Work required:
Read through the data and report every line in which the word "niveau" occurs.
:: Supplied material
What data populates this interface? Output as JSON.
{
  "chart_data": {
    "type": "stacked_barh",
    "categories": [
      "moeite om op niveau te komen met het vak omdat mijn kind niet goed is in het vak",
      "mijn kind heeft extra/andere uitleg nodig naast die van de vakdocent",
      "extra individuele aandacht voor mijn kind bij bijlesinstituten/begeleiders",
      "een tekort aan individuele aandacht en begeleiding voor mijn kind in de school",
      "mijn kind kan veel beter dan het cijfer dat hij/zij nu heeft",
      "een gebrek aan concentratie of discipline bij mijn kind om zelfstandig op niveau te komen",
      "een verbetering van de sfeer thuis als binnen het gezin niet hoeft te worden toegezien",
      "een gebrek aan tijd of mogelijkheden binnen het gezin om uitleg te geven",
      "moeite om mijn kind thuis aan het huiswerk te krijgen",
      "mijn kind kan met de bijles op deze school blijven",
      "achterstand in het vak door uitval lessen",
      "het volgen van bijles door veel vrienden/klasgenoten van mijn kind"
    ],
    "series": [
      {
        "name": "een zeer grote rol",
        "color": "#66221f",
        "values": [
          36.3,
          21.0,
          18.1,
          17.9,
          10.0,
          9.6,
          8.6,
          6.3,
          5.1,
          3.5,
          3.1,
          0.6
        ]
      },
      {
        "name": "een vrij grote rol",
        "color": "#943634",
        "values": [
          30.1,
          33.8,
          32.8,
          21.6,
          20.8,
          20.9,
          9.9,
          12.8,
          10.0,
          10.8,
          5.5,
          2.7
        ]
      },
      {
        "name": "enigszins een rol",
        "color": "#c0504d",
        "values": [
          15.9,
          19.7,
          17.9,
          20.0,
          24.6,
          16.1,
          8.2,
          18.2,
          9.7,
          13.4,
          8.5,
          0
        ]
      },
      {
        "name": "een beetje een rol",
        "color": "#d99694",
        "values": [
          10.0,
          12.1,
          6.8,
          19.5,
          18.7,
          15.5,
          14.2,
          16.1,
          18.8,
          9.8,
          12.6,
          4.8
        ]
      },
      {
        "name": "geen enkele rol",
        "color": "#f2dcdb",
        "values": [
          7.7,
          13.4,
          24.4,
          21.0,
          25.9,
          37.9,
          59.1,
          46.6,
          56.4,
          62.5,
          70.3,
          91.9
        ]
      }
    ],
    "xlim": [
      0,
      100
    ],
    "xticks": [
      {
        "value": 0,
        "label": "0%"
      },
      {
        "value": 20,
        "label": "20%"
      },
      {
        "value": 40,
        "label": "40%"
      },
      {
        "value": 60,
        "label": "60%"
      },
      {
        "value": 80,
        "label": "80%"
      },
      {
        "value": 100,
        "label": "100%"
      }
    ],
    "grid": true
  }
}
::::
Response below:
      "moeite om op niveau te komen met het vak omdat mijn kind niet goed is in het vak",
      "een gebrek aan concentratie of discipline bij mijn kind om zelfstandig op niveau te komen",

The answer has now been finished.